◆ To be done ◆
In the records below, find each line containing the word "circle" and copy it.

◆ Task data ◆

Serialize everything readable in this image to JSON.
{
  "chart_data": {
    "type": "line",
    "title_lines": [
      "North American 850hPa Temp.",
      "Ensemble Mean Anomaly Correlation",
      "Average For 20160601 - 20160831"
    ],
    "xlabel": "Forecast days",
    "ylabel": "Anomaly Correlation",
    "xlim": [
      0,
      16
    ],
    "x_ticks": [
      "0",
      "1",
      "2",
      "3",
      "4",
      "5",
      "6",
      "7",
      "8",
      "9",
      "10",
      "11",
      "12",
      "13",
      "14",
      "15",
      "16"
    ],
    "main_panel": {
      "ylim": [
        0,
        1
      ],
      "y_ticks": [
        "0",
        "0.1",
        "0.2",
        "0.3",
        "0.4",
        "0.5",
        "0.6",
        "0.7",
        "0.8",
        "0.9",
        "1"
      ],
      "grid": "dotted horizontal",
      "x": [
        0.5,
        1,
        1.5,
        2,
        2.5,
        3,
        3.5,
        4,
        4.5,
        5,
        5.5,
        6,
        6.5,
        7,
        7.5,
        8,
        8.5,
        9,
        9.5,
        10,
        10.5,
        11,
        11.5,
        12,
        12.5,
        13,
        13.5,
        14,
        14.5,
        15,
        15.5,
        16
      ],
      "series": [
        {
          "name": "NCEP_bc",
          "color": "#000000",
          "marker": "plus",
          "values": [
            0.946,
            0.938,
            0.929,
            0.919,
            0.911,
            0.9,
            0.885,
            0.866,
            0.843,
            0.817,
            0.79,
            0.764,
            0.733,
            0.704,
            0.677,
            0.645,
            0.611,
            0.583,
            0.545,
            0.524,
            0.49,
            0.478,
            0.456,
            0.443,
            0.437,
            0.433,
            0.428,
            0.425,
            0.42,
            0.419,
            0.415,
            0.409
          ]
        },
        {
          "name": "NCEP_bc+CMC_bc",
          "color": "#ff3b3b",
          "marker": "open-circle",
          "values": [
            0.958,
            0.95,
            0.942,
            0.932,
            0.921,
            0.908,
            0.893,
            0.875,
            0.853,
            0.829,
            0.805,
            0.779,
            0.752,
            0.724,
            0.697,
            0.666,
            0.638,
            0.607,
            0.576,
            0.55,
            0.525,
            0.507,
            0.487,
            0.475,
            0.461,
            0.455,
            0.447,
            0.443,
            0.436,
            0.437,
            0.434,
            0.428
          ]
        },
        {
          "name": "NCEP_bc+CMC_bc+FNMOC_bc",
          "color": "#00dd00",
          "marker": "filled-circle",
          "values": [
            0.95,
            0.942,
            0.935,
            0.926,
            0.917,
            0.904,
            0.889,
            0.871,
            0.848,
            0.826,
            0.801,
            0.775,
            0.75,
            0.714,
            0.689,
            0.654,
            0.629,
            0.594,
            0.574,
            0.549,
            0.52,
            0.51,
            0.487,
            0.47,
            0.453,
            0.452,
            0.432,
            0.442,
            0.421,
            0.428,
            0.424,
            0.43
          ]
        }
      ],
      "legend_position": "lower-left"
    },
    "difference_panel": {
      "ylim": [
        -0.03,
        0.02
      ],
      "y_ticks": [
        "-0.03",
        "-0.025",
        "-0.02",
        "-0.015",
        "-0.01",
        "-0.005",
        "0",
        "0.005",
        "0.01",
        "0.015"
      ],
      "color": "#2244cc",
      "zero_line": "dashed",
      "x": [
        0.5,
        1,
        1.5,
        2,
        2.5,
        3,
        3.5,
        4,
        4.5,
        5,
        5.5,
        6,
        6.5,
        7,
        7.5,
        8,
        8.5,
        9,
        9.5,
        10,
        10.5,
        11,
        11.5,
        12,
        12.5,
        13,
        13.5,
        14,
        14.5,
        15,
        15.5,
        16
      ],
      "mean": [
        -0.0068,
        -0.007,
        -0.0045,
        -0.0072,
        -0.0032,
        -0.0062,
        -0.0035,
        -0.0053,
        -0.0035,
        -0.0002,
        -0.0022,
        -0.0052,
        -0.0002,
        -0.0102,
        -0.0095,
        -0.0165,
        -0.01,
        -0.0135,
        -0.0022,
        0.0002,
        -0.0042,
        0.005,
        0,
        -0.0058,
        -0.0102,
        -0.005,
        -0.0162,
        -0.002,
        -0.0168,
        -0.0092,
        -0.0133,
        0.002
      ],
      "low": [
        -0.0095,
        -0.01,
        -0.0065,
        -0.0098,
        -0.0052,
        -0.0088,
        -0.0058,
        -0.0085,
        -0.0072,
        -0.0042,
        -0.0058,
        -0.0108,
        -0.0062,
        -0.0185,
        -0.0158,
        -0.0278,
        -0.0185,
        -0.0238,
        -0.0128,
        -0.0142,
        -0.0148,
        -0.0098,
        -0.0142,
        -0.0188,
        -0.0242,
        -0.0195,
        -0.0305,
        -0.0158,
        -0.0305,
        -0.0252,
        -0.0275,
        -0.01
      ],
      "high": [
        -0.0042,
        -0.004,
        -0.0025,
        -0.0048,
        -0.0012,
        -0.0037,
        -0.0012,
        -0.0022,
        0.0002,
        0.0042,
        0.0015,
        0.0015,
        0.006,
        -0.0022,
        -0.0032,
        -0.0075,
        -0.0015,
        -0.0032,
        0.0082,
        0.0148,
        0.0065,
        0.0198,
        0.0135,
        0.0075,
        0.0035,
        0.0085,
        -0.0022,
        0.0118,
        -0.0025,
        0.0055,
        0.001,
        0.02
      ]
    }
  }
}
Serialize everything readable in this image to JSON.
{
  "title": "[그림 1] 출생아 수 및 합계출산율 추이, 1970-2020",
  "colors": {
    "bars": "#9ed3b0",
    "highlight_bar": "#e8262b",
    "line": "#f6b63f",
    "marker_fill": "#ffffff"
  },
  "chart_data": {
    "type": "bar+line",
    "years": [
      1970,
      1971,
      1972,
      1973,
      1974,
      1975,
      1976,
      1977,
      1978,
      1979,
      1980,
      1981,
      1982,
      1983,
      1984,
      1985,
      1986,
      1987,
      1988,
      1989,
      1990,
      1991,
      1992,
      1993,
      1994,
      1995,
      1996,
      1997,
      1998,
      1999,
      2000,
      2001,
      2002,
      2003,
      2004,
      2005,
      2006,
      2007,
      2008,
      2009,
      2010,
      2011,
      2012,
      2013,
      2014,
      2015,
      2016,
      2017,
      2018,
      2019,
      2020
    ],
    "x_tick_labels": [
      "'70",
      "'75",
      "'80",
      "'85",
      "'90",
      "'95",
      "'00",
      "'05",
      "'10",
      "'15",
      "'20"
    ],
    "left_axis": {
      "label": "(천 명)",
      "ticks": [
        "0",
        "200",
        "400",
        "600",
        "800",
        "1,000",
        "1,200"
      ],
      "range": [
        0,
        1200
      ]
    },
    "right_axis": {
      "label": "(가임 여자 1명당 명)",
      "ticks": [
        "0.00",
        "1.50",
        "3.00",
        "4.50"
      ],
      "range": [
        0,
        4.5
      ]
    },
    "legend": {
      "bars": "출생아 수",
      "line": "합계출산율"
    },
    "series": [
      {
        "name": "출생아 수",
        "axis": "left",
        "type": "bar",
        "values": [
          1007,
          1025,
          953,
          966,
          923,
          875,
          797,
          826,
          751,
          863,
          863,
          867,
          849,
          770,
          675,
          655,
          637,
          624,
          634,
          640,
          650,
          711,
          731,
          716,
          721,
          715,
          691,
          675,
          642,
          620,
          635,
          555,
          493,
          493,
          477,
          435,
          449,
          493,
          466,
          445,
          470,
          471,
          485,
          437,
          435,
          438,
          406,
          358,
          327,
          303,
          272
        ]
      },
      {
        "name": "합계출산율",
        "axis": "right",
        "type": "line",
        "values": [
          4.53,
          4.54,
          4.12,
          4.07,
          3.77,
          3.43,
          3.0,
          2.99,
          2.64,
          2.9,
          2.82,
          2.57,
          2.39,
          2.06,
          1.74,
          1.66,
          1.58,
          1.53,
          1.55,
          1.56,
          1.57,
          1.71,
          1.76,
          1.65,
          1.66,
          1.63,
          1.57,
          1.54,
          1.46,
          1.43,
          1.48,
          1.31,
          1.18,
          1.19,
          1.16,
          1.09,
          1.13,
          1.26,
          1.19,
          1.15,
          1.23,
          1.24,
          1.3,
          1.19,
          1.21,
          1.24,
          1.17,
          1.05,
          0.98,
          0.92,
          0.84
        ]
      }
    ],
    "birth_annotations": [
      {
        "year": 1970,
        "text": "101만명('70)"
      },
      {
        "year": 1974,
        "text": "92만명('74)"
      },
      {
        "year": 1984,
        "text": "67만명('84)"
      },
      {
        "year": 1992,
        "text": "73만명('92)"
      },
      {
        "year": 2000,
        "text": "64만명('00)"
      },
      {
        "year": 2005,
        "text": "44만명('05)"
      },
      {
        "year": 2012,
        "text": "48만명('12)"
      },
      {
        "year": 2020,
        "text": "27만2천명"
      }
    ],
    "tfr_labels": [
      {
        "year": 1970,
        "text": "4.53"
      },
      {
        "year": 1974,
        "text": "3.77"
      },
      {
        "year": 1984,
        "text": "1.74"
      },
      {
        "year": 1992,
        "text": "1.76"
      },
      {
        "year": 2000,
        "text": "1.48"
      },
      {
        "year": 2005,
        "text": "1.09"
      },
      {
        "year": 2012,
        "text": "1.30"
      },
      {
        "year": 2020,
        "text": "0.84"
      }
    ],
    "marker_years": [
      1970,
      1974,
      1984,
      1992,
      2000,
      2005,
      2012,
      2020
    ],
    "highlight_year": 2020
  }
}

◆ Problem solution ◆
          "marker": "open-circle",
          "marker": "filled-circle",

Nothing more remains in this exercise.